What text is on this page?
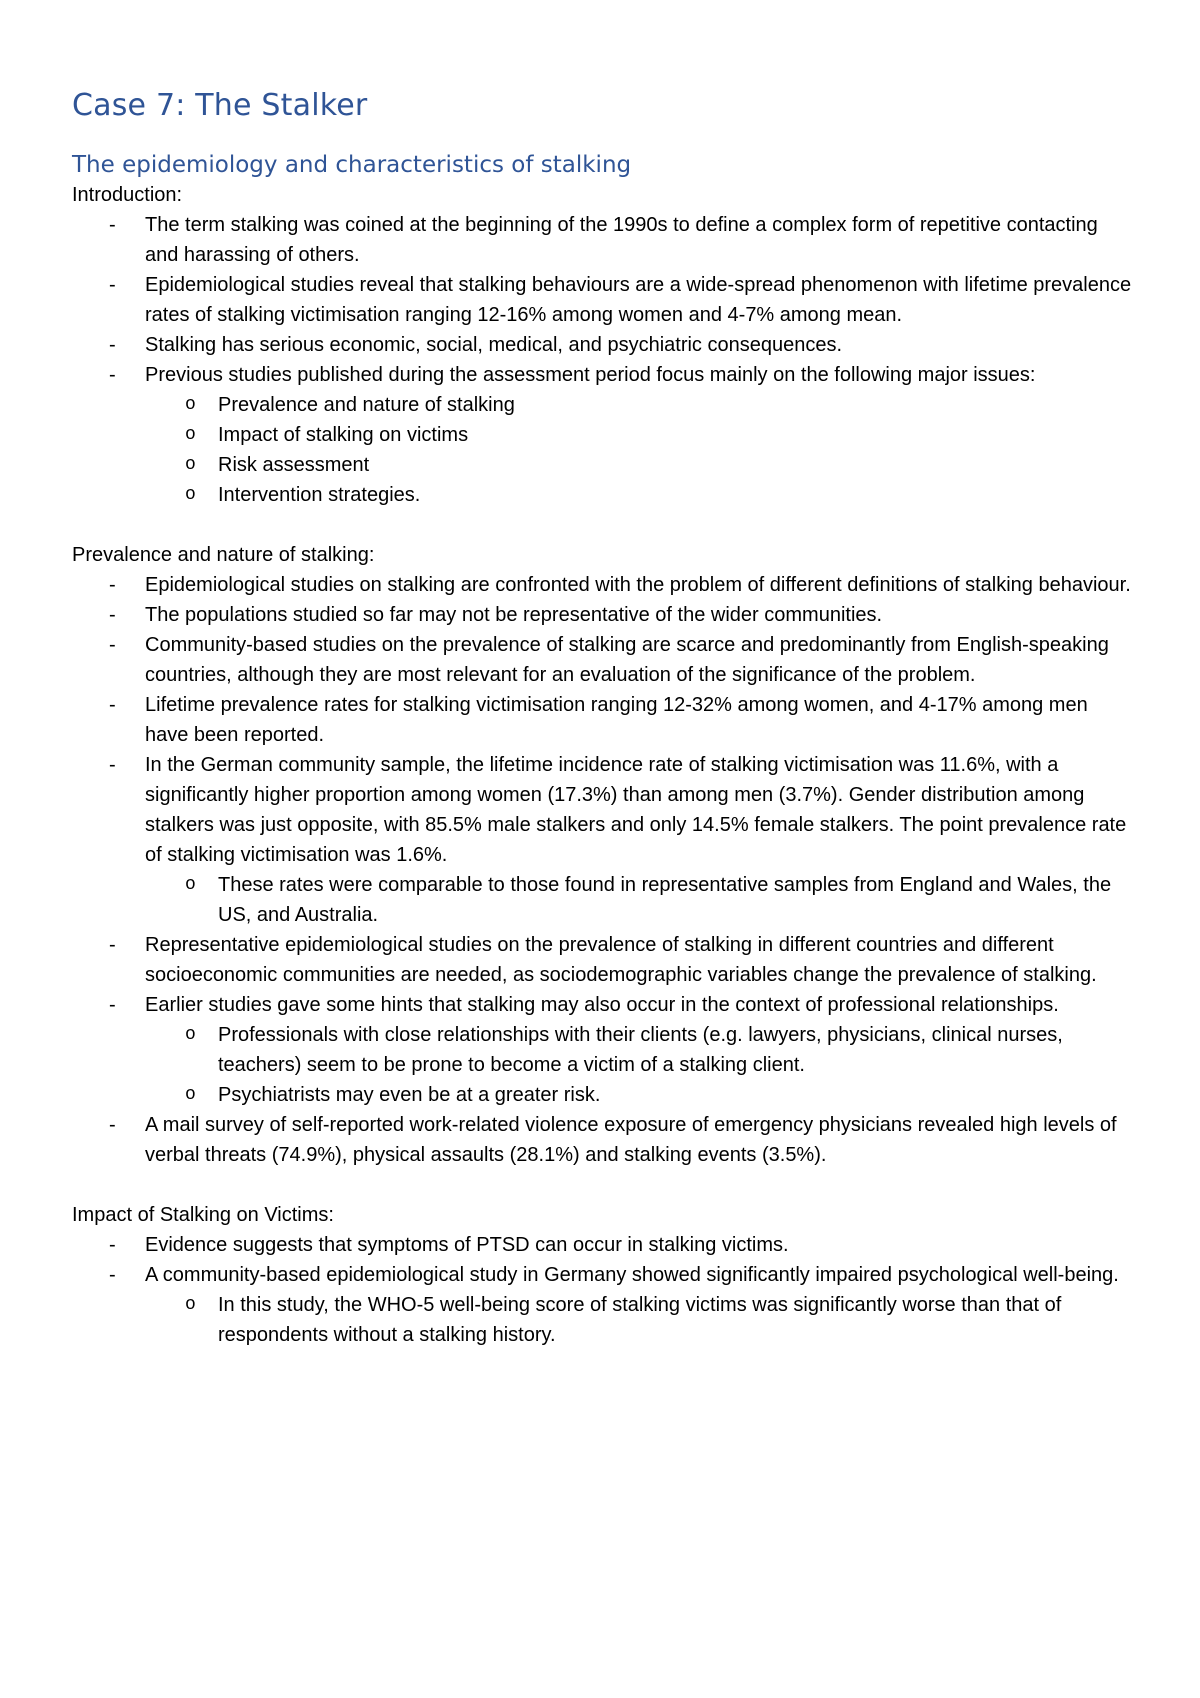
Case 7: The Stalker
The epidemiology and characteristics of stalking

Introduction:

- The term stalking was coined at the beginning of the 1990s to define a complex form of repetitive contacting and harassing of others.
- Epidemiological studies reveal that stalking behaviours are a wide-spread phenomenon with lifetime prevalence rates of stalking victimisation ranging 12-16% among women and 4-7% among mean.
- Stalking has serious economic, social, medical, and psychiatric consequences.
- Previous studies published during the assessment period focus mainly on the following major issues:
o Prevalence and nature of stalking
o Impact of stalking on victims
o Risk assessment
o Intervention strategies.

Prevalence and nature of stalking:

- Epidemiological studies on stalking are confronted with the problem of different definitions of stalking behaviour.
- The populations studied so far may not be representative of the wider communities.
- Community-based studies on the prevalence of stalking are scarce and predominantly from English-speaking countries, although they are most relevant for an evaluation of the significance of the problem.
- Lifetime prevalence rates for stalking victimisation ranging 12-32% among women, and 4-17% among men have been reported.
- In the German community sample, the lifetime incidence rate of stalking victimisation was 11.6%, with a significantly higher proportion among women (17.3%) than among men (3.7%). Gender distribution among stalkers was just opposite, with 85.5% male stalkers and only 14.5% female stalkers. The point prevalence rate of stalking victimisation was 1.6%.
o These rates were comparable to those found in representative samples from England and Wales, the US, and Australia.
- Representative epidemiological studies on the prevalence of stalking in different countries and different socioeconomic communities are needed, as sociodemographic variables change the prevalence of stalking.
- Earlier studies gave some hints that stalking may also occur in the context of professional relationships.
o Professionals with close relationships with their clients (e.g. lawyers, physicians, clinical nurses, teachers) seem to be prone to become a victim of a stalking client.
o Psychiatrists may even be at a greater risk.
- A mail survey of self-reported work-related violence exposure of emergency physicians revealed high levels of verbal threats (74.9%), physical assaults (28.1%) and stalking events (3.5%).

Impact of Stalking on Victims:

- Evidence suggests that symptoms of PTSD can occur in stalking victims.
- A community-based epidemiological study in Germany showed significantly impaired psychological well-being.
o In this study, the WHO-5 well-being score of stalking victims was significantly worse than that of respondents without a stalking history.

(What the exercise asks) Filter the listing for the word "from" and copy every line that holds it.

(Answer to the exercise)
- Community-based studies on the prevalence of stalking are scarce and predominantly from English-speaking countries, although they are most relevant for an evaluation of the significance of the problem.
o These rates were comparable to those found in representative samples from England and Wales, the US, and Australia.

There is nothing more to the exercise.